-- begin --

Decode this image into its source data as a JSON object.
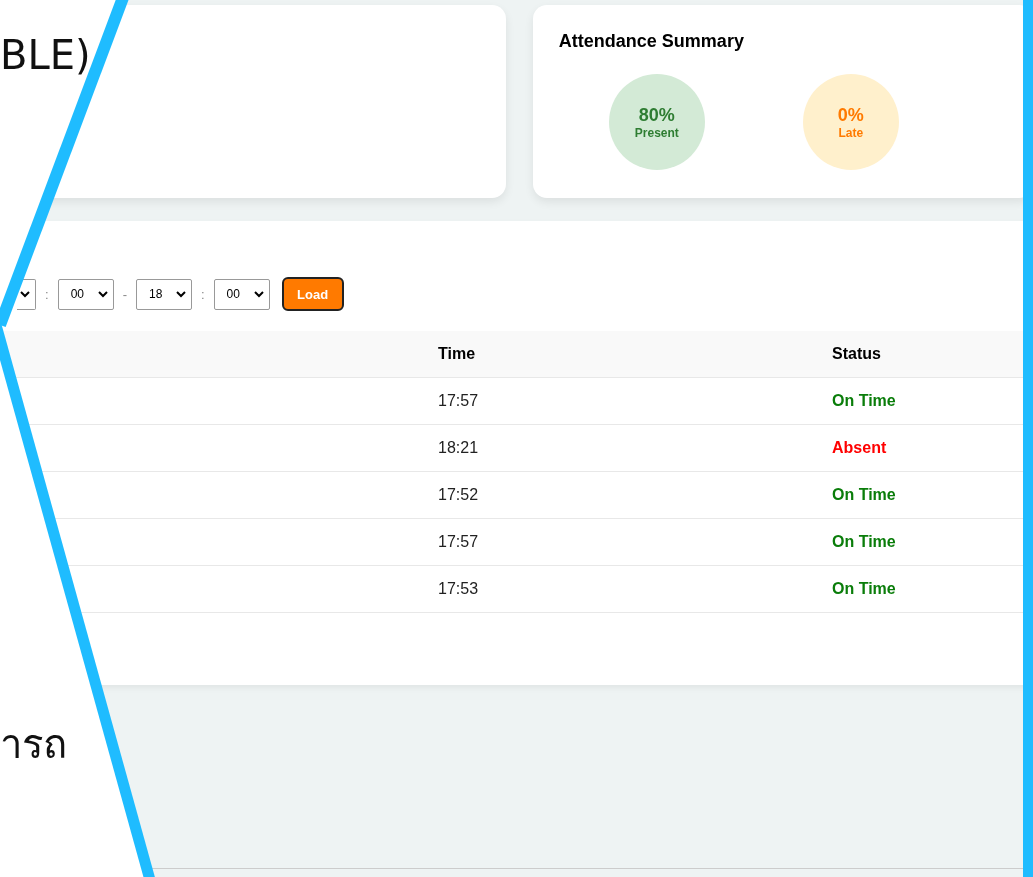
{
  "slide_texts": [
    {
      "text": "BLE)",
      "kind": "top"
    },
    {
      "text": "ารถ",
      "kind": "bottom"
    }
  ],
  "summary": {
    "title": "Attendance Summary",
    "items": [
      {
        "value": "80%",
        "label": "Present",
        "kind": "present"
      },
      {
        "value": "0%",
        "label": "Late",
        "kind": "late"
      }
    ]
  },
  "filter": {
    "selects": [
      {
        "kind": "cut"
      },
      {
        "value": "00"
      },
      {
        "value": "18"
      },
      {
        "value": "00"
      }
    ],
    "separators": [
      ":",
      "-",
      ":"
    ],
    "button": "Load"
  },
  "table": {
    "columns": [
      "Time",
      "Status"
    ],
    "rows": [
      {
        "time": "17:57",
        "status": "On Time",
        "kind": "on_time"
      },
      {
        "time": "18:21",
        "status": "Absent",
        "kind": "absent"
      },
      {
        "time": "17:52",
        "status": "On Time",
        "kind": "on_time"
      },
      {
        "time": "17:57",
        "status": "On Time",
        "kind": "on_time"
      },
      {
        "time": "17:53",
        "status": "On Time",
        "kind": "on_time"
      }
    ]
  }
}
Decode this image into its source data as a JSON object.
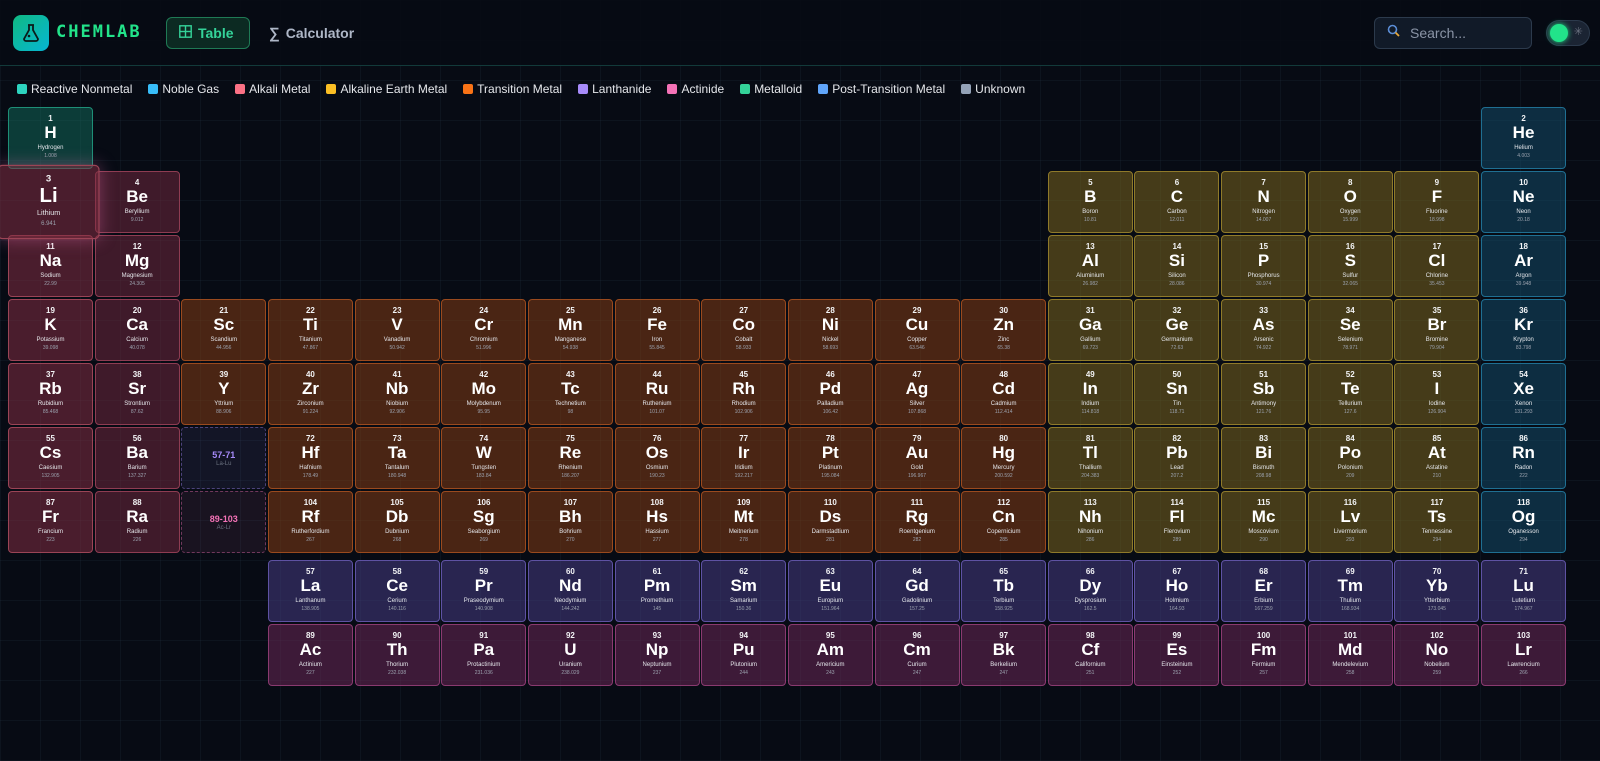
{
  "header": {
    "brand": "CHEMLAB",
    "nav": [
      {
        "label": "Table",
        "icon": "table-grid-icon",
        "active": true
      },
      {
        "label": "Calculator",
        "icon": "sigma-icon",
        "active": false
      }
    ],
    "search": {
      "placeholder": "Search...",
      "value": ""
    },
    "theme_toggle": {
      "state": "on"
    }
  },
  "legend": [
    {
      "label": "Reactive Nonmetal",
      "color": "#2dd4bf"
    },
    {
      "label": "Noble Gas",
      "color": "#38bdf8"
    },
    {
      "label": "Alkali Metal",
      "color": "#fb7185"
    },
    {
      "label": "Alkaline Earth Metal",
      "color": "#fbbf24"
    },
    {
      "label": "Transition Metal",
      "color": "#f97316"
    },
    {
      "label": "Lanthanide",
      "color": "#a78bfa"
    },
    {
      "label": "Actinide",
      "color": "#f472b6"
    },
    {
      "label": "Metalloid",
      "color": "#34d399"
    },
    {
      "label": "Post-Transition Metal",
      "color": "#60a5fa"
    },
    {
      "label": "Unknown",
      "color": "#94a3b8"
    }
  ],
  "selected_element": "Li",
  "placeholders": [
    {
      "range": "57-71",
      "label": "La-Lu",
      "color": "#a78bfa",
      "row": 6,
      "col": 3
    },
    {
      "range": "89-103",
      "label": "Ac-Lr",
      "color": "#f472b6",
      "row": 7,
      "col": 3
    }
  ],
  "elements": [
    {
      "n": 1,
      "s": "H",
      "name": "Hydrogen",
      "w": "1.008",
      "c": "rn",
      "r": 1,
      "col": 1
    },
    {
      "n": 2,
      "s": "He",
      "name": "Helium",
      "w": "4.003",
      "c": "ng",
      "r": 1,
      "col": 18
    },
    {
      "n": 3,
      "s": "Li",
      "name": "Lithium",
      "w": "6.941",
      "c": "am",
      "r": 2,
      "col": 1
    },
    {
      "n": 4,
      "s": "Be",
      "name": "Beryllium",
      "w": "9.012",
      "c": "ae",
      "r": 2,
      "col": 2
    },
    {
      "n": 5,
      "s": "B",
      "name": "Boron",
      "w": "10.81",
      "c": "md",
      "r": 2,
      "col": 13
    },
    {
      "n": 6,
      "s": "C",
      "name": "Carbon",
      "w": "12.011",
      "c": "rn2",
      "r": 2,
      "col": 14
    },
    {
      "n": 7,
      "s": "N",
      "name": "Nitrogen",
      "w": "14.007",
      "c": "rn2",
      "r": 2,
      "col": 15
    },
    {
      "n": 8,
      "s": "O",
      "name": "Oxygen",
      "w": "15.999",
      "c": "rn2",
      "r": 2,
      "col": 16
    },
    {
      "n": 9,
      "s": "F",
      "name": "Fluorine",
      "w": "18.998",
      "c": "rn2",
      "r": 2,
      "col": 17
    },
    {
      "n": 10,
      "s": "Ne",
      "name": "Neon",
      "w": "20.18",
      "c": "ng",
      "r": 2,
      "col": 18
    },
    {
      "n": 11,
      "s": "Na",
      "name": "Sodium",
      "w": "22.99",
      "c": "am",
      "r": 3,
      "col": 1
    },
    {
      "n": 12,
      "s": "Mg",
      "name": "Magnesium",
      "w": "24.305",
      "c": "ae",
      "r": 3,
      "col": 2
    },
    {
      "n": 13,
      "s": "Al",
      "name": "Aluminium",
      "w": "26.982",
      "c": "pt",
      "r": 3,
      "col": 13
    },
    {
      "n": 14,
      "s": "Si",
      "name": "Silicon",
      "w": "28.086",
      "c": "md",
      "r": 3,
      "col": 14
    },
    {
      "n": 15,
      "s": "P",
      "name": "Phosphorus",
      "w": "30.974",
      "c": "rn2",
      "r": 3,
      "col": 15
    },
    {
      "n": 16,
      "s": "S",
      "name": "Sulfur",
      "w": "32.065",
      "c": "rn2",
      "r": 3,
      "col": 16
    },
    {
      "n": 17,
      "s": "Cl",
      "name": "Chlorine",
      "w": "35.453",
      "c": "rn2",
      "r": 3,
      "col": 17
    },
    {
      "n": 18,
      "s": "Ar",
      "name": "Argon",
      "w": "39.948",
      "c": "ng",
      "r": 3,
      "col": 18
    },
    {
      "n": 19,
      "s": "K",
      "name": "Potassium",
      "w": "39.098",
      "c": "am",
      "r": 4,
      "col": 1
    },
    {
      "n": 20,
      "s": "Ca",
      "name": "Calcium",
      "w": "40.078",
      "c": "ae",
      "r": 4,
      "col": 2
    },
    {
      "n": 21,
      "s": "Sc",
      "name": "Scandium",
      "w": "44.956",
      "c": "tm",
      "r": 4,
      "col": 3
    },
    {
      "n": 22,
      "s": "Ti",
      "name": "Titanium",
      "w": "47.867",
      "c": "tm",
      "r": 4,
      "col": 4
    },
    {
      "n": 23,
      "s": "V",
      "name": "Vanadium",
      "w": "50.942",
      "c": "tm",
      "r": 4,
      "col": 5
    },
    {
      "n": 24,
      "s": "Cr",
      "name": "Chromium",
      "w": "51.996",
      "c": "tm",
      "r": 4,
      "col": 6
    },
    {
      "n": 25,
      "s": "Mn",
      "name": "Manganese",
      "w": "54.938",
      "c": "tm",
      "r": 4,
      "col": 7
    },
    {
      "n": 26,
      "s": "Fe",
      "name": "Iron",
      "w": "55.845",
      "c": "tm",
      "r": 4,
      "col": 8
    },
    {
      "n": 27,
      "s": "Co",
      "name": "Cobalt",
      "w": "58.933",
      "c": "tm",
      "r": 4,
      "col": 9
    },
    {
      "n": 28,
      "s": "Ni",
      "name": "Nickel",
      "w": "58.693",
      "c": "tm",
      "r": 4,
      "col": 10
    },
    {
      "n": 29,
      "s": "Cu",
      "name": "Copper",
      "w": "63.546",
      "c": "tm",
      "r": 4,
      "col": 11
    },
    {
      "n": 30,
      "s": "Zn",
      "name": "Zinc",
      "w": "65.38",
      "c": "tm",
      "r": 4,
      "col": 12
    },
    {
      "n": 31,
      "s": "Ga",
      "name": "Gallium",
      "w": "69.723",
      "c": "pt",
      "r": 4,
      "col": 13
    },
    {
      "n": 32,
      "s": "Ge",
      "name": "Germanium",
      "w": "72.63",
      "c": "md",
      "r": 4,
      "col": 14
    },
    {
      "n": 33,
      "s": "As",
      "name": "Arsenic",
      "w": "74.922",
      "c": "md",
      "r": 4,
      "col": 15
    },
    {
      "n": 34,
      "s": "Se",
      "name": "Selenium",
      "w": "78.971",
      "c": "rn2",
      "r": 4,
      "col": 16
    },
    {
      "n": 35,
      "s": "Br",
      "name": "Bromine",
      "w": "79.904",
      "c": "rn2",
      "r": 4,
      "col": 17
    },
    {
      "n": 36,
      "s": "Kr",
      "name": "Krypton",
      "w": "83.798",
      "c": "ng",
      "r": 4,
      "col": 18
    },
    {
      "n": 37,
      "s": "Rb",
      "name": "Rubidium",
      "w": "85.468",
      "c": "am",
      "r": 5,
      "col": 1
    },
    {
      "n": 38,
      "s": "Sr",
      "name": "Strontium",
      "w": "87.62",
      "c": "ae",
      "r": 5,
      "col": 2
    },
    {
      "n": 39,
      "s": "Y",
      "name": "Yttrium",
      "w": "88.906",
      "c": "tm",
      "r": 5,
      "col": 3
    },
    {
      "n": 40,
      "s": "Zr",
      "name": "Zirconium",
      "w": "91.224",
      "c": "tm",
      "r": 5,
      "col": 4
    },
    {
      "n": 41,
      "s": "Nb",
      "name": "Niobium",
      "w": "92.906",
      "c": "tm",
      "r": 5,
      "col": 5
    },
    {
      "n": 42,
      "s": "Mo",
      "name": "Molybdenum",
      "w": "95.95",
      "c": "tm",
      "r": 5,
      "col": 6
    },
    {
      "n": 43,
      "s": "Tc",
      "name": "Technetium",
      "w": "98",
      "c": "tm",
      "r": 5,
      "col": 7
    },
    {
      "n": 44,
      "s": "Ru",
      "name": "Ruthenium",
      "w": "101.07",
      "c": "tm",
      "r": 5,
      "col": 8
    },
    {
      "n": 45,
      "s": "Rh",
      "name": "Rhodium",
      "w": "102.906",
      "c": "tm",
      "r": 5,
      "col": 9
    },
    {
      "n": 46,
      "s": "Pd",
      "name": "Palladium",
      "w": "106.42",
      "c": "tm",
      "r": 5,
      "col": 10
    },
    {
      "n": 47,
      "s": "Ag",
      "name": "Silver",
      "w": "107.868",
      "c": "tm",
      "r": 5,
      "col": 11
    },
    {
      "n": 48,
      "s": "Cd",
      "name": "Cadmium",
      "w": "112.414",
      "c": "tm",
      "r": 5,
      "col": 12
    },
    {
      "n": 49,
      "s": "In",
      "name": "Indium",
      "w": "114.818",
      "c": "pt",
      "r": 5,
      "col": 13
    },
    {
      "n": 50,
      "s": "Sn",
      "name": "Tin",
      "w": "118.71",
      "c": "pt",
      "r": 5,
      "col": 14
    },
    {
      "n": 51,
      "s": "Sb",
      "name": "Antimony",
      "w": "121.76",
      "c": "md",
      "r": 5,
      "col": 15
    },
    {
      "n": 52,
      "s": "Te",
      "name": "Tellurium",
      "w": "127.6",
      "c": "md",
      "r": 5,
      "col": 16
    },
    {
      "n": 53,
      "s": "I",
      "name": "Iodine",
      "w": "126.904",
      "c": "rn2",
      "r": 5,
      "col": 17
    },
    {
      "n": 54,
      "s": "Xe",
      "name": "Xenon",
      "w": "131.293",
      "c": "ng",
      "r": 5,
      "col": 18
    },
    {
      "n": 55,
      "s": "Cs",
      "name": "Caesium",
      "w": "132.905",
      "c": "am",
      "r": 6,
      "col": 1
    },
    {
      "n": 56,
      "s": "Ba",
      "name": "Barium",
      "w": "137.327",
      "c": "ae",
      "r": 6,
      "col": 2
    },
    {
      "n": 72,
      "s": "Hf",
      "name": "Hafnium",
      "w": "178.49",
      "c": "tm",
      "r": 6,
      "col": 4
    },
    {
      "n": 73,
      "s": "Ta",
      "name": "Tantalum",
      "w": "180.948",
      "c": "tm",
      "r": 6,
      "col": 5
    },
    {
      "n": 74,
      "s": "W",
      "name": "Tungsten",
      "w": "183.84",
      "c": "tm",
      "r": 6,
      "col": 6
    },
    {
      "n": 75,
      "s": "Re",
      "name": "Rhenium",
      "w": "186.207",
      "c": "tm",
      "r": 6,
      "col": 7
    },
    {
      "n": 76,
      "s": "Os",
      "name": "Osmium",
      "w": "190.23",
      "c": "tm",
      "r": 6,
      "col": 8
    },
    {
      "n": 77,
      "s": "Ir",
      "name": "Iridium",
      "w": "192.217",
      "c": "tm",
      "r": 6,
      "col": 9
    },
    {
      "n": 78,
      "s": "Pt",
      "name": "Platinum",
      "w": "195.084",
      "c": "tm",
      "r": 6,
      "col": 10
    },
    {
      "n": 79,
      "s": "Au",
      "name": "Gold",
      "w": "196.967",
      "c": "tm",
      "r": 6,
      "col": 11
    },
    {
      "n": 80,
      "s": "Hg",
      "name": "Mercury",
      "w": "200.592",
      "c": "tm",
      "r": 6,
      "col": 12
    },
    {
      "n": 81,
      "s": "Tl",
      "name": "Thallium",
      "w": "204.383",
      "c": "pt",
      "r": 6,
      "col": 13
    },
    {
      "n": 82,
      "s": "Pb",
      "name": "Lead",
      "w": "207.2",
      "c": "pt",
      "r": 6,
      "col": 14
    },
    {
      "n": 83,
      "s": "Bi",
      "name": "Bismuth",
      "w": "208.98",
      "c": "pt",
      "r": 6,
      "col": 15
    },
    {
      "n": 84,
      "s": "Po",
      "name": "Polonium",
      "w": "209",
      "c": "pt",
      "r": 6,
      "col": 16
    },
    {
      "n": 85,
      "s": "At",
      "name": "Astatine",
      "w": "210",
      "c": "md",
      "r": 6,
      "col": 17
    },
    {
      "n": 86,
      "s": "Rn",
      "name": "Radon",
      "w": "222",
      "c": "ng",
      "r": 6,
      "col": 18
    },
    {
      "n": 87,
      "s": "Fr",
      "name": "Francium",
      "w": "223",
      "c": "am",
      "r": 7,
      "col": 1
    },
    {
      "n": 88,
      "s": "Ra",
      "name": "Radium",
      "w": "226",
      "c": "ae",
      "r": 7,
      "col": 2
    },
    {
      "n": 104,
      "s": "Rf",
      "name": "Rutherfordium",
      "w": "267",
      "c": "tm",
      "r": 7,
      "col": 4
    },
    {
      "n": 105,
      "s": "Db",
      "name": "Dubnium",
      "w": "268",
      "c": "tm",
      "r": 7,
      "col": 5
    },
    {
      "n": 106,
      "s": "Sg",
      "name": "Seaborgium",
      "w": "269",
      "c": "tm",
      "r": 7,
      "col": 6
    },
    {
      "n": 107,
      "s": "Bh",
      "name": "Bohrium",
      "w": "270",
      "c": "tm",
      "r": 7,
      "col": 7
    },
    {
      "n": 108,
      "s": "Hs",
      "name": "Hassium",
      "w": "277",
      "c": "tm",
      "r": 7,
      "col": 8
    },
    {
      "n": 109,
      "s": "Mt",
      "name": "Meitnerium",
      "w": "278",
      "c": "tm",
      "r": 7,
      "col": 9
    },
    {
      "n": 110,
      "s": "Ds",
      "name": "Darmstadtium",
      "w": "281",
      "c": "tm",
      "r": 7,
      "col": 10
    },
    {
      "n": 111,
      "s": "Rg",
      "name": "Roentgenium",
      "w": "282",
      "c": "tm",
      "r": 7,
      "col": 11
    },
    {
      "n": 112,
      "s": "Cn",
      "name": "Copernicium",
      "w": "285",
      "c": "tm",
      "r": 7,
      "col": 12
    },
    {
      "n": 113,
      "s": "Nh",
      "name": "Nihonium",
      "w": "286",
      "c": "pt",
      "r": 7,
      "col": 13
    },
    {
      "n": 114,
      "s": "Fl",
      "name": "Flerovium",
      "w": "289",
      "c": "pt",
      "r": 7,
      "col": 14
    },
    {
      "n": 115,
      "s": "Mc",
      "name": "Moscovium",
      "w": "290",
      "c": "pt",
      "r": 7,
      "col": 15
    },
    {
      "n": 116,
      "s": "Lv",
      "name": "Livermorium",
      "w": "293",
      "c": "pt",
      "r": 7,
      "col": 16
    },
    {
      "n": 117,
      "s": "Ts",
      "name": "Tennessine",
      "w": "294",
      "c": "md",
      "r": 7,
      "col": 17
    },
    {
      "n": 118,
      "s": "Og",
      "name": "Oganesson",
      "w": "294",
      "c": "ng",
      "r": 7,
      "col": 18
    },
    {
      "n": 57,
      "s": "La",
      "name": "Lanthanum",
      "w": "138.905",
      "c": "ln",
      "r": 9,
      "col": 4
    },
    {
      "n": 58,
      "s": "Ce",
      "name": "Cerium",
      "w": "140.116",
      "c": "ln",
      "r": 9,
      "col": 5
    },
    {
      "n": 59,
      "s": "Pr",
      "name": "Praseodymium",
      "w": "140.908",
      "c": "ln",
      "r": 9,
      "col": 6
    },
    {
      "n": 60,
      "s": "Nd",
      "name": "Neodymium",
      "w": "144.242",
      "c": "ln",
      "r": 9,
      "col": 7
    },
    {
      "n": 61,
      "s": "Pm",
      "name": "Promethium",
      "w": "145",
      "c": "ln",
      "r": 9,
      "col": 8
    },
    {
      "n": 62,
      "s": "Sm",
      "name": "Samarium",
      "w": "150.36",
      "c": "ln",
      "r": 9,
      "col": 9
    },
    {
      "n": 63,
      "s": "Eu",
      "name": "Europium",
      "w": "151.964",
      "c": "ln",
      "r": 9,
      "col": 10
    },
    {
      "n": 64,
      "s": "Gd",
      "name": "Gadolinium",
      "w": "157.25",
      "c": "ln",
      "r": 9,
      "col": 11
    },
    {
      "n": 65,
      "s": "Tb",
      "name": "Terbium",
      "w": "158.925",
      "c": "ln",
      "r": 9,
      "col": 12
    },
    {
      "n": 66,
      "s": "Dy",
      "name": "Dysprosium",
      "w": "162.5",
      "c": "ln",
      "r": 9,
      "col": 13
    },
    {
      "n": 67,
      "s": "Ho",
      "name": "Holmium",
      "w": "164.93",
      "c": "ln",
      "r": 9,
      "col": 14
    },
    {
      "n": 68,
      "s": "Er",
      "name": "Erbium",
      "w": "167.259",
      "c": "ln",
      "r": 9,
      "col": 15
    },
    {
      "n": 69,
      "s": "Tm",
      "name": "Thulium",
      "w": "168.934",
      "c": "ln",
      "r": 9,
      "col": 16
    },
    {
      "n": 70,
      "s": "Yb",
      "name": "Ytterbium",
      "w": "173.045",
      "c": "ln",
      "r": 9,
      "col": 17
    },
    {
      "n": 71,
      "s": "Lu",
      "name": "Lutetium",
      "w": "174.967",
      "c": "ln",
      "r": 9,
      "col": 18
    },
    {
      "n": 89,
      "s": "Ac",
      "name": "Actinium",
      "w": "227",
      "c": "ac",
      "r": 10,
      "col": 4
    },
    {
      "n": 90,
      "s": "Th",
      "name": "Thorium",
      "w": "232.038",
      "c": "ac",
      "r": 10,
      "col": 5
    },
    {
      "n": 91,
      "s": "Pa",
      "name": "Protactinium",
      "w": "231.036",
      "c": "ac",
      "r": 10,
      "col": 6
    },
    {
      "n": 92,
      "s": "U",
      "name": "Uranium",
      "w": "238.029",
      "c": "ac",
      "r": 10,
      "col": 7
    },
    {
      "n": 93,
      "s": "Np",
      "name": "Neptunium",
      "w": "237",
      "c": "ac",
      "r": 10,
      "col": 8
    },
    {
      "n": 94,
      "s": "Pu",
      "name": "Plutonium",
      "w": "244",
      "c": "ac",
      "r": 10,
      "col": 9
    },
    {
      "n": 95,
      "s": "Am",
      "name": "Americium",
      "w": "243",
      "c": "ac",
      "r": 10,
      "col": 10
    },
    {
      "n": 96,
      "s": "Cm",
      "name": "Curium",
      "w": "247",
      "c": "ac",
      "r": 10,
      "col": 11
    },
    {
      "n": 97,
      "s": "Bk",
      "name": "Berkelium",
      "w": "247",
      "c": "ac",
      "r": 10,
      "col": 12
    },
    {
      "n": 98,
      "s": "Cf",
      "name": "Californium",
      "w": "251",
      "c": "ac",
      "r": 10,
      "col": 13
    },
    {
      "n": 99,
      "s": "Es",
      "name": "Einsteinium",
      "w": "252",
      "c": "ac",
      "r": 10,
      "col": 14
    },
    {
      "n": 100,
      "s": "Fm",
      "name": "Fermium",
      "w": "257",
      "c": "ac",
      "r": 10,
      "col": 15
    },
    {
      "n": 101,
      "s": "Md",
      "name": "Mendelevium",
      "w": "258",
      "c": "ac",
      "r": 10,
      "col": 16
    },
    {
      "n": 102,
      "s": "No",
      "name": "Nobelium",
      "w": "259",
      "c": "ac",
      "r": 10,
      "col": 17
    },
    {
      "n": 103,
      "s": "Lr",
      "name": "Lawrencium",
      "w": "266",
      "c": "ac",
      "r": 10,
      "col": 18
    }
  ]
}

-- end --

> Aim of the exercise
Find the word "kind" in the records and pull out each line that has it.

> Solved exercise
      "kind": "top"
      "kind": "bottom"
        "kind": "present"
        "kind": "late"
        "kind": "cut"
        "kind": "on_time"
        "kind": "absent"
        "kind": "on_time"
        "kind": "on_time"
        "kind": "on_time"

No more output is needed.